::: PROVIDED RECORDS :::
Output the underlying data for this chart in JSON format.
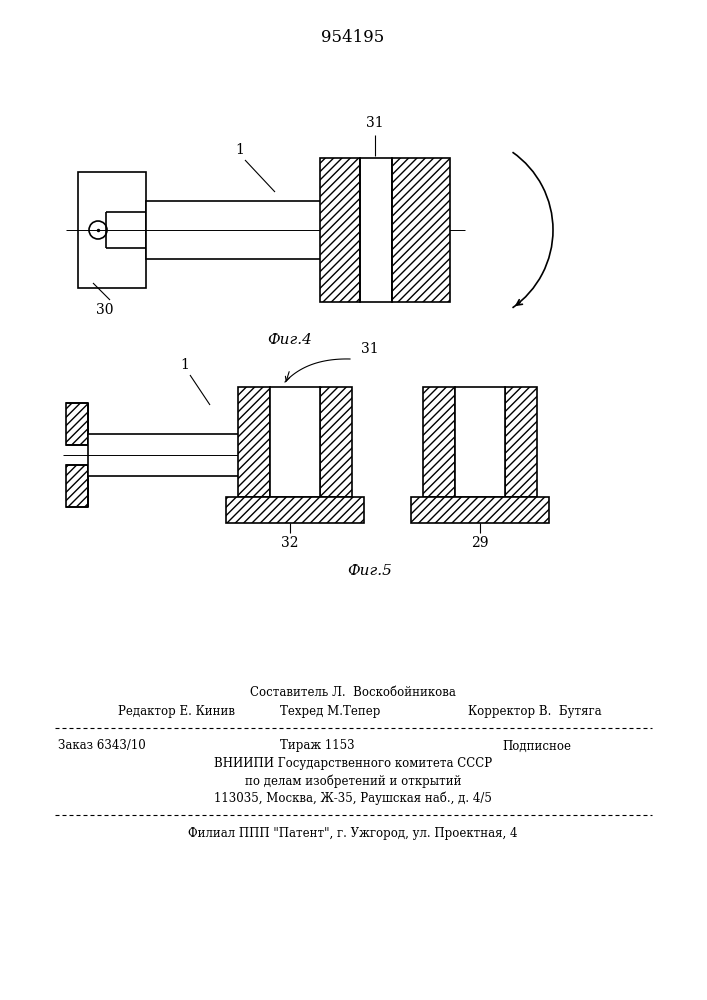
{
  "title": "954195",
  "fig4_label": "Фиг.4",
  "fig5_label": "Фиг.5",
  "label_1a": "1",
  "label_30": "30",
  "label_31a": "31",
  "label_1b": "1",
  "label_31b": "31",
  "label_32": "32",
  "label_29": "29",
  "text_sostavitel": "Составитель Л.  Воскобойникова",
  "text_redaktor": "Редактор Е. Кинив",
  "text_tehred": "Техред М.Тепер",
  "text_korrektor": "Корректор В.  Бутяга",
  "text_zakaz": "Заказ 6343/10",
  "text_tirazh": "Тираж 1153",
  "text_podpisnoe": "Подписное",
  "text_vniip": "ВНИИПИ Государственного комитета СССР",
  "text_podelamizobr": "по делам изобретений и открытий",
  "text_addr": "113035, Москва, Ж-35, Раушская наб., д. 4/5",
  "text_filial": "Филиал ППП \"Патент\", г. Ужгород, ул. Проектная, 4",
  "bg_color": "#ffffff",
  "line_color": "#000000",
  "line_width": 1.2
}
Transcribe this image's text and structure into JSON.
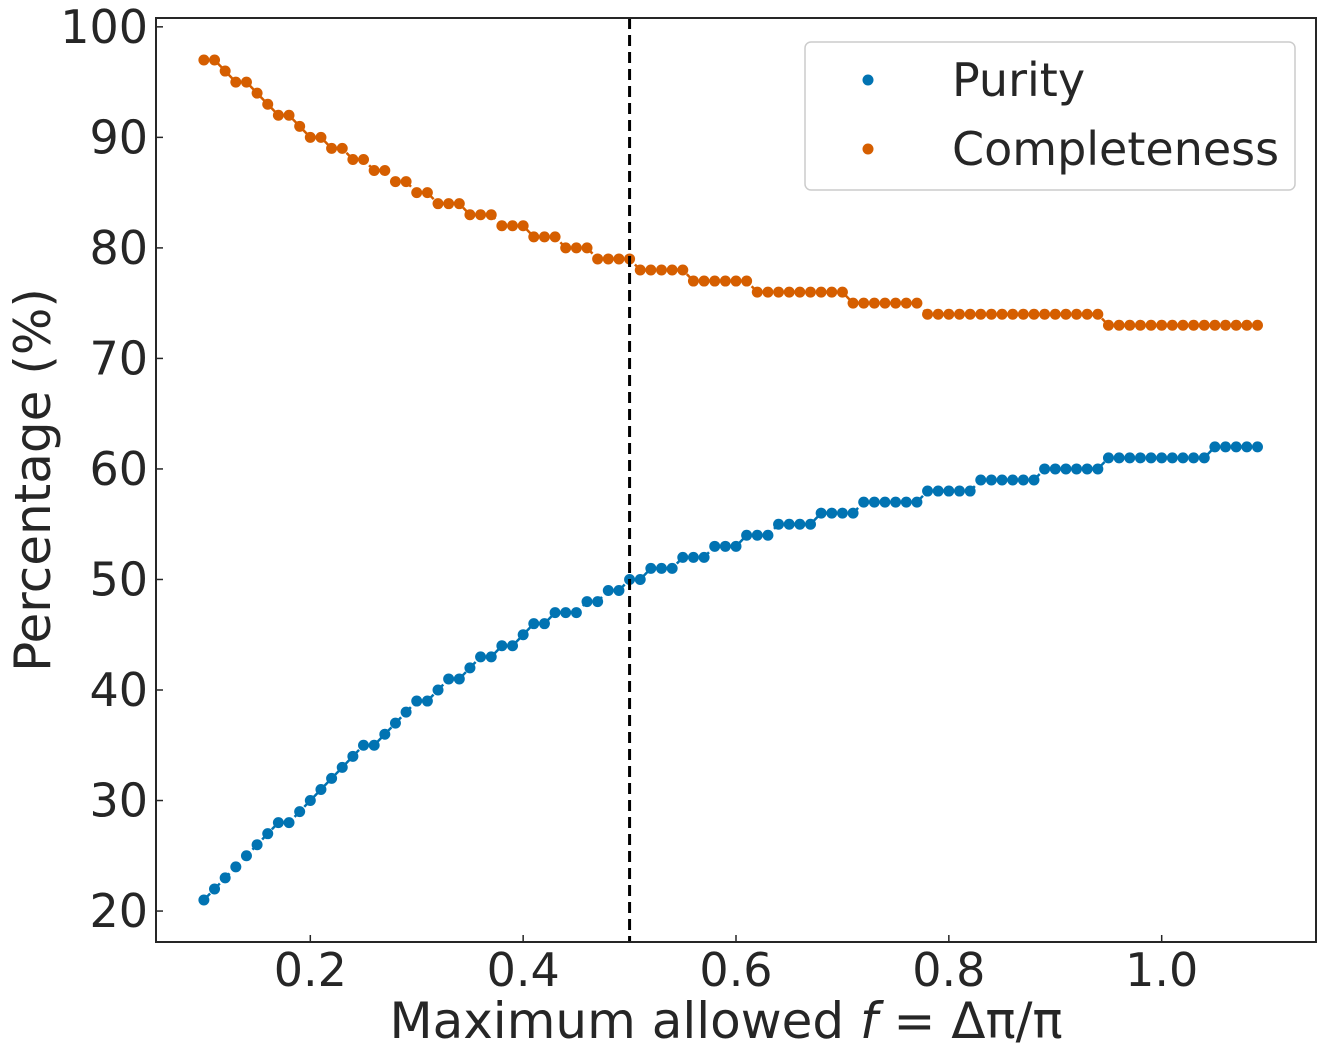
{
  "chart_data": {
    "type": "scatter",
    "title": "",
    "xlabel_prefix": "Maximum allowed ",
    "xlabel_var": "f",
    "xlabel_suffix": " = Δπ/π",
    "ylabel": "Percentage (%)",
    "xlim": [
      0.055,
      1.145
    ],
    "ylim": [
      17.2,
      100.8
    ],
    "xticks": [
      0.2,
      0.4,
      0.6,
      0.8,
      1.0
    ],
    "xtick_labels": [
      "0.2",
      "0.4",
      "0.6",
      "0.8",
      "1.0"
    ],
    "yticks": [
      20,
      30,
      40,
      50,
      60,
      70,
      80,
      90,
      100
    ],
    "ytick_labels": [
      "20",
      "30",
      "40",
      "50",
      "60",
      "70",
      "80",
      "90",
      "100"
    ],
    "vline": {
      "x": 0.5,
      "style": "dashed",
      "color": "#000000"
    },
    "legend": {
      "position": "top-right"
    },
    "x": [
      0.1,
      0.11,
      0.12,
      0.13,
      0.14,
      0.15,
      0.16,
      0.17,
      0.18,
      0.19,
      0.2,
      0.21,
      0.22,
      0.23,
      0.24,
      0.25,
      0.26,
      0.27,
      0.28,
      0.29,
      0.3,
      0.31,
      0.32,
      0.33,
      0.34,
      0.35,
      0.36,
      0.37,
      0.38,
      0.39,
      0.4,
      0.41,
      0.42,
      0.43,
      0.44,
      0.45,
      0.46,
      0.47,
      0.48,
      0.49,
      0.5,
      0.51,
      0.52,
      0.53,
      0.54,
      0.55,
      0.56,
      0.57,
      0.58,
      0.59,
      0.6,
      0.61,
      0.62,
      0.63,
      0.64,
      0.65,
      0.66,
      0.67,
      0.68,
      0.69,
      0.7,
      0.71,
      0.72,
      0.73,
      0.74,
      0.75,
      0.76,
      0.77,
      0.78,
      0.79,
      0.8,
      0.81,
      0.82,
      0.83,
      0.84,
      0.85,
      0.86,
      0.87,
      0.88,
      0.89,
      0.9,
      0.91,
      0.92,
      0.93,
      0.94,
      0.95,
      0.96,
      0.97,
      0.98,
      0.99,
      1.0,
      1.01,
      1.02,
      1.03,
      1.04,
      1.05,
      1.06,
      1.07,
      1.08,
      1.09
    ],
    "series": [
      {
        "name": "Purity",
        "color": "#0173b2",
        "values": [
          21,
          22,
          23,
          24,
          25,
          26,
          27,
          28,
          28,
          29,
          30,
          31,
          32,
          33,
          34,
          35,
          35,
          36,
          37,
          38,
          39,
          39,
          40,
          41,
          41,
          42,
          43,
          43,
          44,
          44,
          45,
          46,
          46,
          47,
          47,
          47,
          48,
          48,
          49,
          49,
          50,
          50,
          51,
          51,
          51,
          52,
          52,
          52,
          53,
          53,
          53,
          54,
          54,
          54,
          55,
          55,
          55,
          55,
          56,
          56,
          56,
          56,
          57,
          57,
          57,
          57,
          57,
          57,
          58,
          58,
          58,
          58,
          58,
          59,
          59,
          59,
          59,
          59,
          59,
          60,
          60,
          60,
          60,
          60,
          60,
          61,
          61,
          61,
          61,
          61,
          61,
          61,
          61,
          61,
          61,
          62,
          62,
          62,
          62,
          62
        ]
      },
      {
        "name": "Completeness",
        "color": "#d55e00",
        "values": [
          97,
          97,
          96,
          95,
          95,
          94,
          93,
          92,
          92,
          91,
          90,
          90,
          89,
          89,
          88,
          88,
          87,
          87,
          86,
          86,
          85,
          85,
          84,
          84,
          84,
          83,
          83,
          83,
          82,
          82,
          82,
          81,
          81,
          81,
          80,
          80,
          80,
          79,
          79,
          79,
          79,
          78,
          78,
          78,
          78,
          78,
          77,
          77,
          77,
          77,
          77,
          77,
          76,
          76,
          76,
          76,
          76,
          76,
          76,
          76,
          76,
          75,
          75,
          75,
          75,
          75,
          75,
          75,
          74,
          74,
          74,
          74,
          74,
          74,
          74,
          74,
          74,
          74,
          74,
          74,
          74,
          74,
          74,
          74,
          74,
          73,
          73,
          73,
          73,
          73,
          73,
          73,
          73,
          73,
          73,
          73,
          73,
          73,
          73,
          73
        ]
      }
    ]
  }
}
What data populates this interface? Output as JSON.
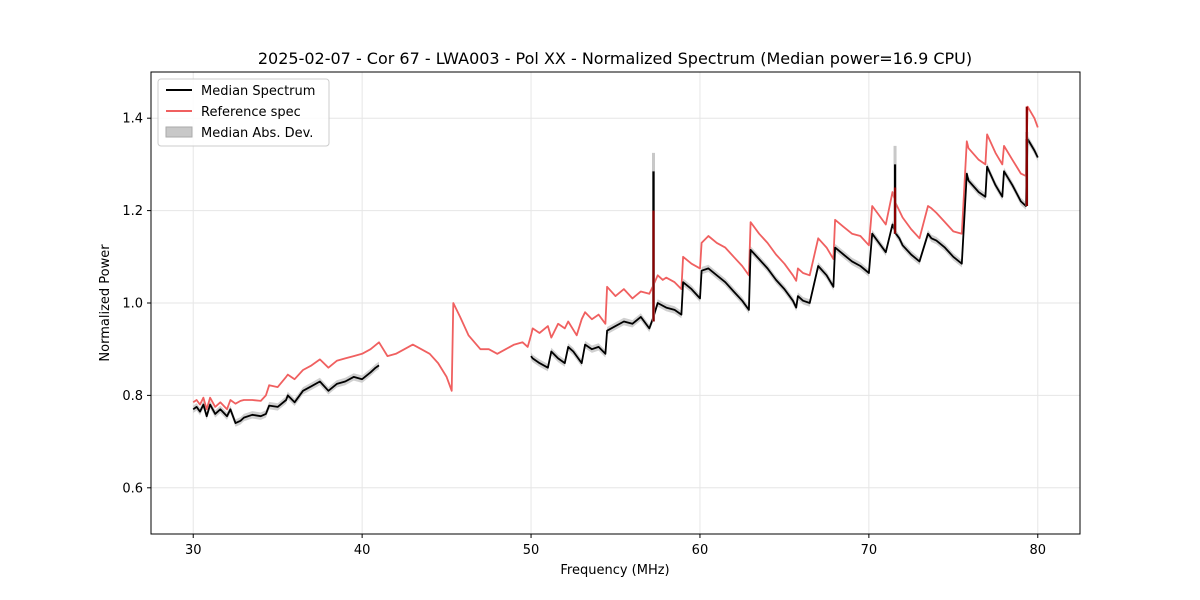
:::
## INSTRUCTIONS FOR THE TASK
Give back every line exactly as it stands, pictures excluded.

## TASK SOLUTION
Output the underlying data for this chart in JSON format.
{
  "title": "954195",
  "fig4_label": "Фиг.4",
  "fig5_label": "Фиг.5",
  "label_1a": "1",
  "label_30": "30",
  "label_31a": "31",
  "label_1b": "1",
  "label_31b": "31",
  "label_32": "32",
  "label_29": "29",
  "text_sostavitel": "Составитель Л.  Воскобойникова",
  "text_redaktor": "Редактор Е. Кинив",
  "text_tehred": "Техред М.Тепер",
  "text_korrektor": "Корректор В.  Бутяга",
  "text_zakaz": "Заказ 6343/10",
  "text_tirazh": "Тираж 1153",
  "text_podpisnoe": "Подписное",
  "text_vniip": "ВНИИПИ Государственного комитета СССР",
  "text_podelamizobr": "по делам изобретений и открытий",
  "text_addr": "113035, Москва, Ж-35, Раушская наб., д. 4/5",
  "text_filial": "Филиал ППП \"Патент\", г. Ужгород, ул. Проектная, 4",
  "bg_color": "#ffffff",
  "line_color": "#000000",
  "line_width": 1.2
}
Transcribe this image's text and structure into JSON.
{
  "chart_data": {
    "type": "scatter",
    "title": "",
    "xlabel_prefix": "Maximum allowed ",
    "xlabel_var": "f",
    "xlabel_suffix": " = Δπ/π",
    "ylabel": "Percentage (%)",
    "xlim": [
      0.055,
      1.145
    ],
    "ylim": [
      17.2,
      100.8
    ],
    "xticks": [
      0.2,
      0.4,
      0.6,
      0.8,
      1.0
    ],
    "xtick_labels": [
      "0.2",
      "0.4",
      "0.6",
      "0.8",
      "1.0"
    ],
    "yticks": [
      20,
      30,
      40,
      50,
      60,
      70,
      80,
      90,
      100
    ],
    "ytick_labels": [
      "20",
      "30",
      "40",
      "50",
      "60",
      "70",
      "80",
      "90",
      "100"
    ],
    "vline": {
      "x": 0.5,
      "style": "dashed",
      "color": "#000000"
    },
    "legend": {
      "position": "top-right"
    },
    "x": [
      0.1,
      0.11,
      0.12,
      0.13,
      0.14,
      0.15,
      0.16,
      0.17,
      0.18,
      0.19,
      0.2,
      0.21,
      0.22,
      0.23,
      0.24,
      0.25,
      0.26,
      0.27,
      0.28,
      0.29,
      0.3,
      0.31,
      0.32,
      0.33,
      0.34,
      0.35,
      0.36,
      0.37,
      0.38,
      0.39,
      0.4,
      0.41,
      0.42,
      0.43,
      0.44,
      0.45,
      0.46,
      0.47,
      0.48,
      0.49,
      0.5,
      0.51,
      0.52,
      0.53,
      0.54,
      0.55,
      0.56,
      0.57,
      0.58,
      0.59,
      0.6,
      0.61,
      0.62,
      0.63,
      0.64,
      0.65,
      0.66,
      0.67,
      0.68,
      0.69,
      0.7,
      0.71,
      0.72,
      0.73,
      0.74,
      0.75,
      0.76,
      0.77,
      0.78,
      0.79,
      0.8,
      0.81,
      0.82,
      0.83,
      0.84,
      0.85,
      0.86,
      0.87,
      0.88,
      0.89,
      0.9,
      0.91,
      0.92,
      0.93,
      0.94,
      0.95,
      0.96,
      0.97,
      0.98,
      0.99,
      1.0,
      1.01,
      1.02,
      1.03,
      1.04,
      1.05,
      1.06,
      1.07,
      1.08,
      1.09
    ],
    "series": [
      {
        "name": "Purity",
        "color": "#0173b2",
        "values": [
          21,
          22,
          23,
          24,
          25,
          26,
          27,
          28,
          28,
          29,
          30,
          31,
          32,
          33,
          34,
          35,
          35,
          36,
          37,
          38,
          39,
          39,
          40,
          41,
          41,
          42,
          43,
          43,
          44,
          44,
          45,
          46,
          46,
          47,
          47,
          47,
          48,
          48,
          49,
          49,
          50,
          50,
          51,
          51,
          51,
          52,
          52,
          52,
          53,
          53,
          53,
          54,
          54,
          54,
          55,
          55,
          55,
          55,
          56,
          56,
          56,
          56,
          57,
          57,
          57,
          57,
          57,
          57,
          58,
          58,
          58,
          58,
          58,
          59,
          59,
          59,
          59,
          59,
          59,
          60,
          60,
          60,
          60,
          60,
          60,
          61,
          61,
          61,
          61,
          61,
          61,
          61,
          61,
          61,
          61,
          62,
          62,
          62,
          62,
          62
        ]
      },
      {
        "name": "Completeness",
        "color": "#d55e00",
        "values": [
          97,
          97,
          96,
          95,
          95,
          94,
          93,
          92,
          92,
          91,
          90,
          90,
          89,
          89,
          88,
          88,
          87,
          87,
          86,
          86,
          85,
          85,
          84,
          84,
          84,
          83,
          83,
          83,
          82,
          82,
          82,
          81,
          81,
          81,
          80,
          80,
          80,
          79,
          79,
          79,
          79,
          78,
          78,
          78,
          78,
          78,
          77,
          77,
          77,
          77,
          77,
          77,
          76,
          76,
          76,
          76,
          76,
          76,
          76,
          76,
          76,
          75,
          75,
          75,
          75,
          75,
          75,
          75,
          74,
          74,
          74,
          74,
          74,
          74,
          74,
          74,
          74,
          74,
          74,
          74,
          74,
          74,
          74,
          74,
          74,
          73,
          73,
          73,
          73,
          73,
          73,
          73,
          73,
          73,
          73,
          73,
          73,
          73,
          73,
          73
        ]
      }
    ]
  }
}
What data populates this interface? Output as JSON.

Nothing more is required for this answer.